[Chart and figure data]
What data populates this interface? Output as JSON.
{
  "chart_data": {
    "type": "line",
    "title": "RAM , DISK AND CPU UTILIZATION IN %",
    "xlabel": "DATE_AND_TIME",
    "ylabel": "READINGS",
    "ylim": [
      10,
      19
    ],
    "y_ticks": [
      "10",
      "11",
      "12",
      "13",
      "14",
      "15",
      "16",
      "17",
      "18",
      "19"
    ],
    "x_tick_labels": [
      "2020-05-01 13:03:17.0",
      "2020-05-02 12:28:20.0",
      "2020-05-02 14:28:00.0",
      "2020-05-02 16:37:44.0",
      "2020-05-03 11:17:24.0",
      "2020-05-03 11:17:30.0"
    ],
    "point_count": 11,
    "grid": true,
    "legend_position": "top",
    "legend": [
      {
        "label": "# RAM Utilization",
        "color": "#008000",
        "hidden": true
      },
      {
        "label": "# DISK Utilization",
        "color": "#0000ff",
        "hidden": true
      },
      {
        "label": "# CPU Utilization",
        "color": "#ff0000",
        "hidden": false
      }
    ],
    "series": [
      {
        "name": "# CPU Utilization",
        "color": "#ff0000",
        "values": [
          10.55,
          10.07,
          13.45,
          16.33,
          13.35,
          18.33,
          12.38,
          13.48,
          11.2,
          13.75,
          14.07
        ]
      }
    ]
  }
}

**TO DO:** Would you restate each of the entries word for word?

**RESPONSE BELOW:**
What data populates this interface? Output as JSON.
{
  "chart_data": {
    "type": "line",
    "title": "RAM , DISK AND CPU UTILIZATION IN %",
    "xlabel": "DATE_AND_TIME",
    "ylabel": "READINGS",
    "ylim": [
      10,
      19
    ],
    "y_ticks": [
      "10",
      "11",
      "12",
      "13",
      "14",
      "15",
      "16",
      "17",
      "18",
      "19"
    ],
    "x_tick_labels": [
      "2020-05-01 13:03:17.0",
      "2020-05-02 12:28:20.0",
      "2020-05-02 14:28:00.0",
      "2020-05-02 16:37:44.0",
      "2020-05-03 11:17:24.0",
      "2020-05-03 11:17:30.0"
    ],
    "point_count": 11,
    "grid": true,
    "legend_position": "top",
    "legend": [
      {
        "label": "# RAM Utilization",
        "color": "#008000",
        "hidden": true
      },
      {
        "label": "# DISK Utilization",
        "color": "#0000ff",
        "hidden": true
      },
      {
        "label": "# CPU Utilization",
        "color": "#ff0000",
        "hidden": false
      }
    ],
    "series": [
      {
        "name": "# CPU Utilization",
        "color": "#ff0000",
        "values": [
          10.55,
          10.07,
          13.45,
          16.33,
          13.35,
          18.33,
          12.38,
          13.48,
          11.2,
          13.75,
          14.07
        ]
      }
    ]
  }
}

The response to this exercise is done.